Do this: Filter this material down to the lines that hold "Accuracy", copying each one.

Record set:
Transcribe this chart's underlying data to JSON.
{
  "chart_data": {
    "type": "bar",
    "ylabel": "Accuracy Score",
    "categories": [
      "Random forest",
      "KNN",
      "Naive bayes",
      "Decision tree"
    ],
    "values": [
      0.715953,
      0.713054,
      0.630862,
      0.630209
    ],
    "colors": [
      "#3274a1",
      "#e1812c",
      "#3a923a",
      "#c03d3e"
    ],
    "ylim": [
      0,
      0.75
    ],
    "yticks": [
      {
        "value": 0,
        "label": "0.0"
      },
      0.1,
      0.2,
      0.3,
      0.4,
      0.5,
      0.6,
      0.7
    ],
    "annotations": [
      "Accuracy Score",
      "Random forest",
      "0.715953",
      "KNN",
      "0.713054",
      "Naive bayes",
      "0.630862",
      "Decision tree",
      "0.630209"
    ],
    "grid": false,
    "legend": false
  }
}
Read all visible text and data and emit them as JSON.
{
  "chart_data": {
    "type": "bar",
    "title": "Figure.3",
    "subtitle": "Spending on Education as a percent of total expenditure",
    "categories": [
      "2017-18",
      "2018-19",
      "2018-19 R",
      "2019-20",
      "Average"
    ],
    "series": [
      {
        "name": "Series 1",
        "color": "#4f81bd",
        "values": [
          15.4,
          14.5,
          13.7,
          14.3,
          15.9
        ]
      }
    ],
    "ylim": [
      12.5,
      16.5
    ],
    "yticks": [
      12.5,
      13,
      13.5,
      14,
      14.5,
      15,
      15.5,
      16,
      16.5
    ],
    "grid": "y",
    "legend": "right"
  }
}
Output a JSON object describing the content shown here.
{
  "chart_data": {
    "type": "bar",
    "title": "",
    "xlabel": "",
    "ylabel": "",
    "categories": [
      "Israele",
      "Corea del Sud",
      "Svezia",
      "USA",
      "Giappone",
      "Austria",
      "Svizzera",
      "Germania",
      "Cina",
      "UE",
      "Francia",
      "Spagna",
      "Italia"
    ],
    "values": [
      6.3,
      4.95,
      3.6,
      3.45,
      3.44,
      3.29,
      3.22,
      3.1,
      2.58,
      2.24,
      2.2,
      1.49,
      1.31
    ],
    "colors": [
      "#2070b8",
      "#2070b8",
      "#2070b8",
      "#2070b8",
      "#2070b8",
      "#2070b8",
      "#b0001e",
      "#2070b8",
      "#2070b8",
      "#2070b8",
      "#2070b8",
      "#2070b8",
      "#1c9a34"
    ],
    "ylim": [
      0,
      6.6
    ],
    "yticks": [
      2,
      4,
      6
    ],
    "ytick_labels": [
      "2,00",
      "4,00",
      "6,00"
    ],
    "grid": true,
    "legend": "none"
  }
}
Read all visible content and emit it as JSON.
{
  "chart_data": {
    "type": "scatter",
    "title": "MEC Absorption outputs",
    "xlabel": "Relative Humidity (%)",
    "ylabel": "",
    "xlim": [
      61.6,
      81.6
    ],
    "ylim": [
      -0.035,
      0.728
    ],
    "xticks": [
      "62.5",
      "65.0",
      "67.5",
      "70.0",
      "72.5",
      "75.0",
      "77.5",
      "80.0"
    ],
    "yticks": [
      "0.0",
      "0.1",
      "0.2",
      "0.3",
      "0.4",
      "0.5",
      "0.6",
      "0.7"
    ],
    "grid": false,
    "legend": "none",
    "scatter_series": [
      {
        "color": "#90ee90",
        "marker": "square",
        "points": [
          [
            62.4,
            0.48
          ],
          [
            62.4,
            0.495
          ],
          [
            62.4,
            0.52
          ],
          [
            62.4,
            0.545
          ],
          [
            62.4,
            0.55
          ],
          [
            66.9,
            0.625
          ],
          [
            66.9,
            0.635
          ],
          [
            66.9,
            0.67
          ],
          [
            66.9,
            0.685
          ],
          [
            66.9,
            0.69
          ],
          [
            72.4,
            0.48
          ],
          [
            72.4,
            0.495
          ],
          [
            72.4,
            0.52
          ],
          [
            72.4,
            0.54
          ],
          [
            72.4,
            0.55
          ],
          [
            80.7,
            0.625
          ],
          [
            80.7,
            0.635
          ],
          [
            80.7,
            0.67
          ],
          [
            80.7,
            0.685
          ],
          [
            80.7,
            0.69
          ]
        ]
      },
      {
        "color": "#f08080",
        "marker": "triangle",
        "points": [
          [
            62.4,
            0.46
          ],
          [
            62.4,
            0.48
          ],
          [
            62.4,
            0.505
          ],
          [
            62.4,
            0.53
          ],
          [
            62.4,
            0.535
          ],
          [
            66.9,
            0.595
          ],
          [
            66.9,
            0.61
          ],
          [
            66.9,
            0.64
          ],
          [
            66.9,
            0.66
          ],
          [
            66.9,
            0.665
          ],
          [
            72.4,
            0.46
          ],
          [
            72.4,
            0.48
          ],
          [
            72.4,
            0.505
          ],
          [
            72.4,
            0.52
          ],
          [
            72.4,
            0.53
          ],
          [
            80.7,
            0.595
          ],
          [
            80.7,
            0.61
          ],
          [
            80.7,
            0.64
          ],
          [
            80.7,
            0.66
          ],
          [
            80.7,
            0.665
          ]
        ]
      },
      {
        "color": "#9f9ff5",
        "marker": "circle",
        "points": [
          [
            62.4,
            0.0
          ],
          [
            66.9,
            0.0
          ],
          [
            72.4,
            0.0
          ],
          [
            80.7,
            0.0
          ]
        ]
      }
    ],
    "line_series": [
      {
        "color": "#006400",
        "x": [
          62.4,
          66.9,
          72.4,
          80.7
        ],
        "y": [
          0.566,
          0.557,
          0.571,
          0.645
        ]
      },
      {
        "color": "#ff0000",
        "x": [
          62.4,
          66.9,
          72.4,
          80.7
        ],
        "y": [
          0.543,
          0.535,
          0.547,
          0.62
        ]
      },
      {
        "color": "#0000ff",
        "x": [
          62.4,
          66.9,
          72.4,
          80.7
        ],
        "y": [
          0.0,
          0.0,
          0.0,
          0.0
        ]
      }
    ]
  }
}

Result:
    "ylabel": "Accuracy Score",
      "Accuracy Score",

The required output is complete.